-- BEGIN Task data --
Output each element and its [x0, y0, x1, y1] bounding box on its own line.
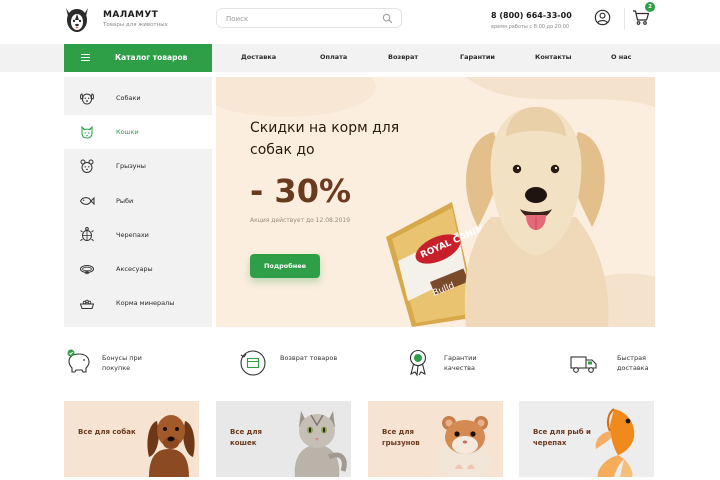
- feature-label: Бонусы при покупке: [102, 354, 142, 372]
- nav-link-guarantees[interactable]: Гарантии: [460, 53, 495, 61]
- catalog-button-label: Каталог товаров: [115, 53, 188, 62]
- banner-title: Скидки на корм для собак до: [250, 120, 400, 158]
- sidebar-item-accessories[interactable]: Аксесуары: [64, 252, 212, 286]
- category-card-label: Все для кошек: [230, 428, 262, 447]
- dachshund-image: [147, 415, 195, 477]
- sidebar-item-label: Грызуны: [116, 162, 146, 170]
- sidebar-item-label: Рыби: [116, 197, 134, 205]
- sidebar-item-label: Корма минералы: [116, 299, 175, 307]
- sidebar-item-label: Собаки: [116, 94, 141, 102]
- piggy-bank-icon: [67, 349, 90, 373]
- nav-link-returns[interactable]: Возврат: [388, 53, 418, 61]
- food-bowl-icon: [79, 299, 95, 309]
- menu-burger-icon[interactable]: [81, 54, 90, 61]
- category-sidebar: Собаки Кошки Грызуны Рыби Черепахи Аксес…: [64, 77, 212, 327]
- rodent-icon: [80, 159, 94, 173]
- feature-fast-delivery: Быстрая доставка: [569, 347, 679, 383]
- banner-promo-note: Акция действует до 12.08.2019: [250, 217, 351, 224]
- feature-bonuses: Бонусы при покупке: [64, 347, 174, 383]
- search-box[interactable]: [216, 8, 402, 28]
- collar-icon: [80, 265, 94, 275]
- nav-link-about[interactable]: О нас: [611, 53, 632, 61]
- work-hours: время работы с 8:00 до 20:00: [491, 24, 570, 30]
- sidebar-item-label: Кошки: [116, 128, 139, 136]
- search-icon[interactable]: [382, 13, 393, 24]
- delivery-truck-icon: [570, 356, 597, 373]
- malamute-logo-icon[interactable]: [62, 4, 92, 34]
- nav-link-payment[interactable]: Оплата: [320, 53, 347, 61]
- golden-retriever-image: [464, 107, 609, 327]
- category-card-cats[interactable]: Все для кошек: [216, 401, 351, 477]
- sidebar-item-rodents[interactable]: Грызуны: [64, 149, 212, 183]
- header-divider: [624, 8, 625, 30]
- sidebar-item-label: Аксесуары: [116, 265, 153, 273]
- brand-name[interactable]: МАЛАМУТ: [103, 10, 158, 20]
- return-box-icon: [240, 350, 266, 376]
- quality-badge-icon: [409, 349, 427, 377]
- category-card-dogs[interactable]: Все для собак: [64, 401, 199, 477]
- cat-icon: [81, 125, 93, 139]
- turtle-icon: [80, 227, 94, 242]
- main-navbar: Каталог товаров Доставка Оплата Возврат …: [0, 44, 720, 72]
- category-card-label: Все для грызунов: [382, 428, 420, 447]
- cart-count-badge: 2: [645, 2, 655, 12]
- sidebar-item-turtles[interactable]: Черепахи: [64, 218, 212, 252]
- feature-returns: Возврат товаров: [238, 347, 348, 383]
- search-input[interactable]: [226, 13, 376, 24]
- feature-quality: Гарантии качества: [405, 347, 515, 383]
- sidebar-item-dogs[interactable]: Собаки: [64, 81, 212, 115]
- more-details-button[interactable]: Подробнее: [250, 254, 320, 278]
- sidebar-item-fish[interactable]: Рыби: [64, 184, 212, 218]
- category-card-label: Все для собак: [78, 428, 136, 436]
- user-account-icon[interactable]: [594, 9, 611, 26]
- category-card-label: Все для рыб и черепах: [533, 428, 591, 447]
- sidebar-item-label: Черепахи: [116, 231, 149, 239]
- sidebar-item-cats[interactable]: Кошки: [64, 115, 212, 149]
- feature-label: Быстрая доставка: [617, 354, 649, 372]
- promo-banner[interactable]: ROYAL CANIN Bulld Скидки на корм для соб…: [216, 77, 655, 327]
- banner-discount: - 30%: [250, 172, 352, 210]
- brand-tagline: Товары для животных: [103, 22, 168, 28]
- category-card-rodents[interactable]: Все для грызунов: [368, 401, 503, 477]
- fish-icon: [79, 196, 95, 206]
- header: МАЛАМУТ Товары для животных 8 (800) 664-…: [0, 0, 720, 44]
- phone-number[interactable]: 8 (800) 664-33-00: [491, 11, 572, 20]
- catalog-button[interactable]: Каталог товаров: [64, 44, 212, 72]
- sidebar-item-food-minerals[interactable]: Корма минералы: [64, 286, 212, 320]
- nav-link-contacts[interactable]: Контакты: [535, 53, 571, 61]
- nav-link-delivery[interactable]: Доставка: [241, 53, 276, 61]
- category-card-fish-turtles[interactable]: Все для рыб и черепах: [519, 401, 654, 477]
- dog-icon: [79, 93, 95, 105]
- feature-label: Гарантии качества: [444, 354, 477, 372]
- feature-label: Возврат товаров: [280, 354, 338, 362]
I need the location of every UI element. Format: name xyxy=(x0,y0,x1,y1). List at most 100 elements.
-- END Task data --
What is asked =
Collect every line of the data above that contains the string "header", copying each one in full.

Answer for the task =
- header-divider: [624, 8, 625, 30]
- header: МАЛАМУТ Товары для животных 8 (800) 664-…: [0, 0, 720, 44]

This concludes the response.